--- WRITTEN TASK ---
Take the material below and retype it in full; pictures are left out.
[Begin]
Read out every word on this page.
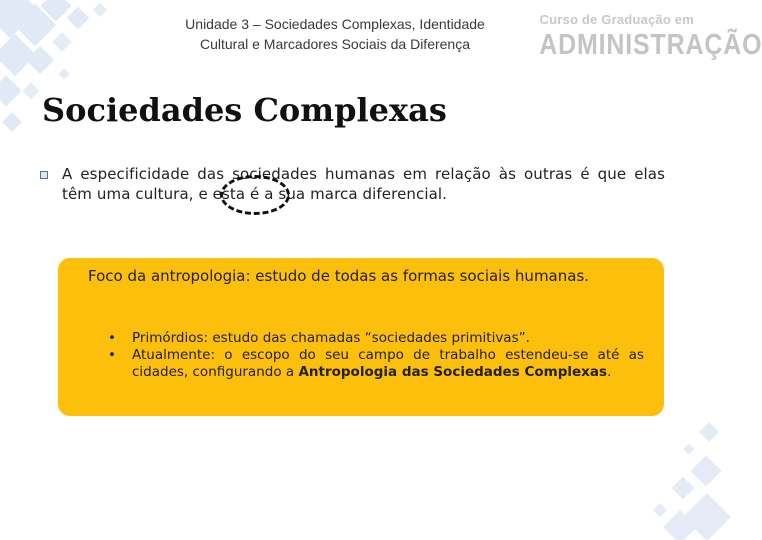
Unidade 3 – Sociedades Complexas, Identidade
Cultural e Marcadores Sociais da Diferença
Curso de Graduação em
ADMINISTRAÇÃO
Sociedades Complexas
A especificidade das sociedades humanas em relação às outras é que elas têm uma cultura, e esta é a sua marca diferencial.
Foco da antropologia: estudo de todas as formas sociais humanas.
• Primórdios: estudo das chamadas “sociedades primitivas”.
• Atualmente: o escopo do seu campo de trabalho estendeu-se até as cidades, configurando a Antropologia das Sociedades Complexas.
[End]
--- EXERCISE RESPONSE ---
Read out every word on this page.
Unidade 3 – Sociedades Complexas, Identidade
Cultural e Marcadores Sociais da Diferença
Curso de Graduação em
ADMINISTRAÇÃO
Sociedades Complexas
A especificidade das sociedades humanas em relação às outras é que elas têm uma cultura, e esta é a sua marca diferencial.
Foco da antropologia: estudo de todas as formas sociais humanas.
• Primórdios: estudo das chamadas “sociedades primitivas”.
• Atualmente: o escopo do seu campo de trabalho estendeu-se até as cidades, configurando a Antropologia das Sociedades Complexas.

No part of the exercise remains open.